TASK GOAL
Search the records below for the word "text" and show every line where it occurs.

____________

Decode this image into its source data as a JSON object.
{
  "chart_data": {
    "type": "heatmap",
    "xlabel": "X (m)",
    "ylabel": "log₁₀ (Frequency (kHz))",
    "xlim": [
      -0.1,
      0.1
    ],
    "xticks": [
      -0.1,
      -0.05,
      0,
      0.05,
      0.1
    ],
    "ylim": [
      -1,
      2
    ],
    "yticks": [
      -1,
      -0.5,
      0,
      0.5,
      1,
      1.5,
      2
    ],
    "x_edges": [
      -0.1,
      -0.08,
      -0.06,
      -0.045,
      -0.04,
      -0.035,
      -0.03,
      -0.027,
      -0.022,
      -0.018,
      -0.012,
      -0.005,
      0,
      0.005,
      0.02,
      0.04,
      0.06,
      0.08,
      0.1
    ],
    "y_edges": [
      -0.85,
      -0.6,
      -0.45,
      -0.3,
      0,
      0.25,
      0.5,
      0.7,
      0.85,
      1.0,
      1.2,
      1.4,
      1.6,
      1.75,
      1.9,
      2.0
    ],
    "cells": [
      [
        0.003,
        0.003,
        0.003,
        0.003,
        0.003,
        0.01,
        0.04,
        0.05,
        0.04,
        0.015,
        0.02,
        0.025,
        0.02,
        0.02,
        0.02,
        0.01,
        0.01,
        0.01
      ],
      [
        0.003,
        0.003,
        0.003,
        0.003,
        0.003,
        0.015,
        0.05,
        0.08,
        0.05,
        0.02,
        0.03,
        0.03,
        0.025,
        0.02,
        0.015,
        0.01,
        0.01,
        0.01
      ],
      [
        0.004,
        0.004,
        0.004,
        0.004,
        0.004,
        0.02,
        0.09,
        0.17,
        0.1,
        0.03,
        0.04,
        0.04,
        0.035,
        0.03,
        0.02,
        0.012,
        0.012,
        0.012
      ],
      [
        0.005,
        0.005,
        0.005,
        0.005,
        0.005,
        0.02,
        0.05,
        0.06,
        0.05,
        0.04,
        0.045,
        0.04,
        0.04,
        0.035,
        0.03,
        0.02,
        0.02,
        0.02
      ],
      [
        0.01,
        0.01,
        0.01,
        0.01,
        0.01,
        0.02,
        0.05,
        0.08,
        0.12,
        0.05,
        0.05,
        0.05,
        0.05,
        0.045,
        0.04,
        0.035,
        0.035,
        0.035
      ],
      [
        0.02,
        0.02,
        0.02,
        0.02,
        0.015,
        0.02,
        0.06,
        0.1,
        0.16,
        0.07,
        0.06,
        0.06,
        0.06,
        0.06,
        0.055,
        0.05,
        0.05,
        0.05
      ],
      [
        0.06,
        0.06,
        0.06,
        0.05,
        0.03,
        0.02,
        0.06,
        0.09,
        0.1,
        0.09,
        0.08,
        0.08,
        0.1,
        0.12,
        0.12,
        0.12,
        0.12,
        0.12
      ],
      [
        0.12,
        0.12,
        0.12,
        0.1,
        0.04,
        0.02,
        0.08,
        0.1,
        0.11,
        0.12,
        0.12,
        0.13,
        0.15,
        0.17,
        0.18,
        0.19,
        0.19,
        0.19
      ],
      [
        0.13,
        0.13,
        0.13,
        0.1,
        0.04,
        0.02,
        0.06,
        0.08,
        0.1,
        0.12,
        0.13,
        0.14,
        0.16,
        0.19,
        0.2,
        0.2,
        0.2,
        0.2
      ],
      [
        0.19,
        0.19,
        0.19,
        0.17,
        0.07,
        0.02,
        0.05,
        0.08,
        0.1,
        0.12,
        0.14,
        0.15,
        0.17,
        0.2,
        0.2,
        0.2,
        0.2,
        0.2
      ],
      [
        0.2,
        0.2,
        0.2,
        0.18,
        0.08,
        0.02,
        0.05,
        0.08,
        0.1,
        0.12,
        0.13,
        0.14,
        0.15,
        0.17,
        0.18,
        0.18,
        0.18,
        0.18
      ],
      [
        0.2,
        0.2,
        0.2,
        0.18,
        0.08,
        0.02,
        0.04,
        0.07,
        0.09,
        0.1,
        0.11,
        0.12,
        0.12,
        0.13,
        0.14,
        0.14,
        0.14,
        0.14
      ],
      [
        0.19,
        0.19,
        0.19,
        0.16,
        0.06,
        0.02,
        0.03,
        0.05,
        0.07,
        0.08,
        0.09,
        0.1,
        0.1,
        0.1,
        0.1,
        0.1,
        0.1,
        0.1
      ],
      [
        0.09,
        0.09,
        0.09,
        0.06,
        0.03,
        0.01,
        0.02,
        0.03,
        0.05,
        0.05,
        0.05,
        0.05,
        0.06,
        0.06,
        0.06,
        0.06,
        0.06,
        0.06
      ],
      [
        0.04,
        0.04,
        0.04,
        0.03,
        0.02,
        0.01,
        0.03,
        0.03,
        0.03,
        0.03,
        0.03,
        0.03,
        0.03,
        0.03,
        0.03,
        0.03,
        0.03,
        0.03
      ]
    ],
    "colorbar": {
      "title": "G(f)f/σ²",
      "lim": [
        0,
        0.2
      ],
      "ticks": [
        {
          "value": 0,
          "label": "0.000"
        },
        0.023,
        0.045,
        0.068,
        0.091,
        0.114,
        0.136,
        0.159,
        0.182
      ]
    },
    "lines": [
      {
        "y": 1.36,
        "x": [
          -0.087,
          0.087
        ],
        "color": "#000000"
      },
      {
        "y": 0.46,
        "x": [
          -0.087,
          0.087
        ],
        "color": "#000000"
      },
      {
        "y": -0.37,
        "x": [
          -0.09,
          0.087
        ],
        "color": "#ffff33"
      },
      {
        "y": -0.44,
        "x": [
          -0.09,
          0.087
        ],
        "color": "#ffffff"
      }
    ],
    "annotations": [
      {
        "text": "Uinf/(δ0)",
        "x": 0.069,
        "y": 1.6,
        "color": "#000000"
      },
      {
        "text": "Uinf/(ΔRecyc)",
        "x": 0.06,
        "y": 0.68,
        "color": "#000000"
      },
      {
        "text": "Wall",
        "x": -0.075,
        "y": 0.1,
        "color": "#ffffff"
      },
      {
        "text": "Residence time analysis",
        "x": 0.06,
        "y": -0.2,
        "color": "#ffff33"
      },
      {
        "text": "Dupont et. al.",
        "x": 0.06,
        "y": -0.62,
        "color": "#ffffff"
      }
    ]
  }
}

____________

WRITTEN RESPONSE
        "text": "Uinf/(δ0)",
        "text": "Uinf/(ΔRecyc)",
        "text": "Wall",
        "text": "Residence time analysis",
        "text": "Dupont et. al.",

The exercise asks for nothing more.